Output the material beneath exactly, leaving nothing out.

>>

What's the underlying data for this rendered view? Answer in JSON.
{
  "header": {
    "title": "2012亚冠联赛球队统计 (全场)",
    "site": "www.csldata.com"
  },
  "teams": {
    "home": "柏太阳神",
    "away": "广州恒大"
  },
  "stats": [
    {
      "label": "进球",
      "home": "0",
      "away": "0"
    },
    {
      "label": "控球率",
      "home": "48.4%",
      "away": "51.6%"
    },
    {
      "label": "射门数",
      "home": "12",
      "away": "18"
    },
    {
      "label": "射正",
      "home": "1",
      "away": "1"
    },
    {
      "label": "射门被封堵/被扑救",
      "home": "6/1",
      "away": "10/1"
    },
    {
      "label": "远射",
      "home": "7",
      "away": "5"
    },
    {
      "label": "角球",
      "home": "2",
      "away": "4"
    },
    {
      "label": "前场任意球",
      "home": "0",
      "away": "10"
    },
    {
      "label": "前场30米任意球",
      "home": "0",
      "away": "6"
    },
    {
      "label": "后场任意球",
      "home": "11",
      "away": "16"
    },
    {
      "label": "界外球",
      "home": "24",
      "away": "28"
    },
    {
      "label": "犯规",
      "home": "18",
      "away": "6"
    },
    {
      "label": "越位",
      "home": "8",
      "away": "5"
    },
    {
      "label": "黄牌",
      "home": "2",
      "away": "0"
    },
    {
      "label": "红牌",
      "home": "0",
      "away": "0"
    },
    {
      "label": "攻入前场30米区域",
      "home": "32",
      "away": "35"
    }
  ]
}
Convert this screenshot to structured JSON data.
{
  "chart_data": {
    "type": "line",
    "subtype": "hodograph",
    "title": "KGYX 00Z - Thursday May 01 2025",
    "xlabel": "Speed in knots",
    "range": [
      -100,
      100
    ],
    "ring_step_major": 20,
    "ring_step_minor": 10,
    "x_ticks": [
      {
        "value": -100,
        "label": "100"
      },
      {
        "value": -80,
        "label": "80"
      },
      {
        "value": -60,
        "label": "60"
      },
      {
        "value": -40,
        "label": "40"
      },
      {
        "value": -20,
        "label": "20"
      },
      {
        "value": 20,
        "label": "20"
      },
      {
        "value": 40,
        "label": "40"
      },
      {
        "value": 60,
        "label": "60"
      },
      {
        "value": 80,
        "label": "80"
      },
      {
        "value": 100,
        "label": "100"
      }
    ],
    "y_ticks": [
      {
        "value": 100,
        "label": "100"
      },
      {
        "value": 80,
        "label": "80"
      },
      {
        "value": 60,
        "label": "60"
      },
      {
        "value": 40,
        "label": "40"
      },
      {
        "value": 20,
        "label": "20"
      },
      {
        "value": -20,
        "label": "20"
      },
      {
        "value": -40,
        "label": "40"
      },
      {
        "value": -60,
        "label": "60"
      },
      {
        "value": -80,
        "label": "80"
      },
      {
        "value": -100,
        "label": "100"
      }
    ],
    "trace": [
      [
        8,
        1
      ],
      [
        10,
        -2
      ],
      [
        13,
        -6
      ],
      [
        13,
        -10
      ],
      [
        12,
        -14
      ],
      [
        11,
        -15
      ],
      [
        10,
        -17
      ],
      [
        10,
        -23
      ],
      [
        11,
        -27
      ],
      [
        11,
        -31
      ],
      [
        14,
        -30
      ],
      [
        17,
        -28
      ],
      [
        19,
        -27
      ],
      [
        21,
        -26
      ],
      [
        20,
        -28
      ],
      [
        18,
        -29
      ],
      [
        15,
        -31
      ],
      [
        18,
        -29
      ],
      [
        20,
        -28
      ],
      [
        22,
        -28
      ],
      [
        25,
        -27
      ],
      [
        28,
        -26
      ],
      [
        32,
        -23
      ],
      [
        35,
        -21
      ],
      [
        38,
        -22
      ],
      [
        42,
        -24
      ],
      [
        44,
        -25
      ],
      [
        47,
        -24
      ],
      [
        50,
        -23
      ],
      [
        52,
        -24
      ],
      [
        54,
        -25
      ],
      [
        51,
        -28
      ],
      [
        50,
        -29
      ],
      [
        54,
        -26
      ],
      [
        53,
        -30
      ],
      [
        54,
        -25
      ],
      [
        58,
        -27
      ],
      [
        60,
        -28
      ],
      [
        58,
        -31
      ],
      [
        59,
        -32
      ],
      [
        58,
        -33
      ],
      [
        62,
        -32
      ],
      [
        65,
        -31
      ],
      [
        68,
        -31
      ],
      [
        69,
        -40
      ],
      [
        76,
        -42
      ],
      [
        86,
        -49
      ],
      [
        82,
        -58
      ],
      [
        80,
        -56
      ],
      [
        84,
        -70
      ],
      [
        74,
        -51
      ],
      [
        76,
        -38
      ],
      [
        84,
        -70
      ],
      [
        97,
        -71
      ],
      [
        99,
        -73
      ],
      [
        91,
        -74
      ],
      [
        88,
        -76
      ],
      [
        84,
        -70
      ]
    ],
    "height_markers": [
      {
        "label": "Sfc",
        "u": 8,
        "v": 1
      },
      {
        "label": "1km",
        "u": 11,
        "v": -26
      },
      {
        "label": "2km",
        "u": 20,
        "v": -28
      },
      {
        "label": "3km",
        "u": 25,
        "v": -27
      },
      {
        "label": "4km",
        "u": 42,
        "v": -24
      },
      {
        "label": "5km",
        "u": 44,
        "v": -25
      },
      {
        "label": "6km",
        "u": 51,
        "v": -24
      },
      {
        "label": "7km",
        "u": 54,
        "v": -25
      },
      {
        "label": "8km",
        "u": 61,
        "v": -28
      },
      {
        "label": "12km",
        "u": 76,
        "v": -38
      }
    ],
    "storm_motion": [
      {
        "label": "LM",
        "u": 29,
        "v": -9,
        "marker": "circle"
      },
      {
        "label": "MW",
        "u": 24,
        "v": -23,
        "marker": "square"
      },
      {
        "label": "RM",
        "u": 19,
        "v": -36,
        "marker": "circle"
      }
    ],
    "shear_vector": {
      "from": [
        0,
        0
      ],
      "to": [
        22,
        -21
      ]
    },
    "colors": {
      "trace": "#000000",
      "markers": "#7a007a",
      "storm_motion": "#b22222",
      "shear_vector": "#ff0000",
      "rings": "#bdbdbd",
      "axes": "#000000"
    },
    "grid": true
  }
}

<<

Final result
What's the underlying data for this rendered view? Answer in JSON.
{
  "header": {
    "title": "2012亚冠联赛球队统计 (全场)",
    "site": "www.csldata.com"
  },
  "teams": {
    "home": "柏太阳神",
    "away": "广州恒大"
  },
  "stats": [
    {
      "label": "进球",
      "home": "0",
      "away": "0"
    },
    {
      "label": "控球率",
      "home": "48.4%",
      "away": "51.6%"
    },
    {
      "label": "射门数",
      "home": "12",
      "away": "18"
    },
    {
      "label": "射正",
      "home": "1",
      "away": "1"
    },
    {
      "label": "射门被封堵/被扑救",
      "home": "6/1",
      "away": "10/1"
    },
    {
      "label": "远射",
      "home": "7",
      "away": "5"
    },
    {
      "label": "角球",
      "home": "2",
      "away": "4"
    },
    {
      "label": "前场任意球",
      "home": "0",
      "away": "10"
    },
    {
      "label": "前场30米任意球",
      "home": "0",
      "away": "6"
    },
    {
      "label": "后场任意球",
      "home": "11",
      "away": "16"
    },
    {
      "label": "界外球",
      "home": "24",
      "away": "28"
    },
    {
      "label": "犯规",
      "home": "18",
      "away": "6"
    },
    {
      "label": "越位",
      "home": "8",
      "away": "5"
    },
    {
      "label": "黄牌",
      "home": "2",
      "away": "0"
    },
    {
      "label": "红牌",
      "home": "0",
      "away": "0"
    },
    {
      "label": "攻入前场30米区域",
      "home": "32",
      "away": "35"
    }
  ]
}
Convert this screenshot to structured JSON data.
{
  "chart_data": {
    "type": "line",
    "subtype": "hodograph",
    "title": "KGYX 00Z - Thursday May 01 2025",
    "xlabel": "Speed in knots",
    "range": [
      -100,
      100
    ],
    "ring_step_major": 20,
    "ring_step_minor": 10,
    "x_ticks": [
      {
        "value": -100,
        "label": "100"
      },
      {
        "value": -80,
        "label": "80"
      },
      {
        "value": -60,
        "label": "60"
      },
      {
        "value": -40,
        "label": "40"
      },
      {
        "value": -20,
        "label": "20"
      },
      {
        "value": 20,
        "label": "20"
      },
      {
        "value": 40,
        "label": "40"
      },
      {
        "value": 60,
        "label": "60"
      },
      {
        "value": 80,
        "label": "80"
      },
      {
        "value": 100,
        "label": "100"
      }
    ],
    "y_ticks": [
      {
        "value": 100,
        "label": "100"
      },
      {
        "value": 80,
        "label": "80"
      },
      {
        "value": 60,
        "label": "60"
      },
      {
        "value": 40,
        "label": "40"
      },
      {
        "value": 20,
        "label": "20"
      },
      {
        "value": -20,
        "label": "20"
      },
      {
        "value": -40,
        "label": "40"
      },
      {
        "value": -60,
        "label": "60"
      },
      {
        "value": -80,
        "label": "80"
      },
      {
        "value": -100,
        "label": "100"
      }
    ],
    "trace": [
      [
        8,
        1
      ],
      [
        10,
        -2
      ],
      [
        13,
        -6
      ],
      [
        13,
        -10
      ],
      [
        12,
        -14
      ],
      [
        11,
        -15
      ],
      [
        10,
        -17
      ],
      [
        10,
        -23
      ],
      [
        11,
        -27
      ],
      [
        11,
        -31
      ],
      [
        14,
        -30
      ],
      [
        17,
        -28
      ],
      [
        19,
        -27
      ],
      [
        21,
        -26
      ],
      [
        20,
        -28
      ],
      [
        18,
        -29
      ],
      [
        15,
        -31
      ],
      [
        18,
        -29
      ],
      [
        20,
        -28
      ],
      [
        22,
        -28
      ],
      [
        25,
        -27
      ],
      [
        28,
        -26
      ],
      [
        32,
        -23
      ],
      [
        35,
        -21
      ],
      [
        38,
        -22
      ],
      [
        42,
        -24
      ],
      [
        44,
        -25
      ],
      [
        47,
        -24
      ],
      [
        50,
        -23
      ],
      [
        52,
        -24
      ],
      [
        54,
        -25
      ],
      [
        51,
        -28
      ],
      [
        50,
        -29
      ],
      [
        54,
        -26
      ],
      [
        53,
        -30
      ],
      [
        54,
        -25
      ],
      [
        58,
        -27
      ],
      [
        60,
        -28
      ],
      [
        58,
        -31
      ],
      [
        59,
        -32
      ],
      [
        58,
        -33
      ],
      [
        62,
        -32
      ],
      [
        65,
        -31
      ],
      [
        68,
        -31
      ],
      [
        69,
        -40
      ],
      [
        76,
        -42
      ],
      [
        86,
        -49
      ],
      [
        82,
        -58
      ],
      [
        80,
        -56
      ],
      [
        84,
        -70
      ],
      [
        74,
        -51
      ],
      [
        76,
        -38
      ],
      [
        84,
        -70
      ],
      [
        97,
        -71
      ],
      [
        99,
        -73
      ],
      [
        91,
        -74
      ],
      [
        88,
        -76
      ],
      [
        84,
        -70
      ]
    ],
    "height_markers": [
      {
        "label": "Sfc",
        "u": 8,
        "v": 1
      },
      {
        "label": "1km",
        "u": 11,
        "v": -26
      },
      {
        "label": "2km",
        "u": 20,
        "v": -28
      },
      {
        "label": "3km",
        "u": 25,
        "v": -27
      },
      {
        "label": "4km",
        "u": 42,
        "v": -24
      },
      {
        "label": "5km",
        "u": 44,
        "v": -25
      },
      {
        "label": "6km",
        "u": 51,
        "v": -24
      },
      {
        "label": "7km",
        "u": 54,
        "v": -25
      },
      {
        "label": "8km",
        "u": 61,
        "v": -28
      },
      {
        "label": "12km",
        "u": 76,
        "v": -38
      }
    ],
    "storm_motion": [
      {
        "label": "LM",
        "u": 29,
        "v": -9,
        "marker": "circle"
      },
      {
        "label": "MW",
        "u": 24,
        "v": -23,
        "marker": "square"
      },
      {
        "label": "RM",
        "u": 19,
        "v": -36,
        "marker": "circle"
      }
    ],
    "shear_vector": {
      "from": [
        0,
        0
      ],
      "to": [
        22,
        -21
      ]
    },
    "colors": {
      "trace": "#000000",
      "markers": "#7a007a",
      "storm_motion": "#b22222",
      "shear_vector": "#ff0000",
      "rings": "#bdbdbd",
      "axes": "#000000"
    },
    "grid": true
  }
}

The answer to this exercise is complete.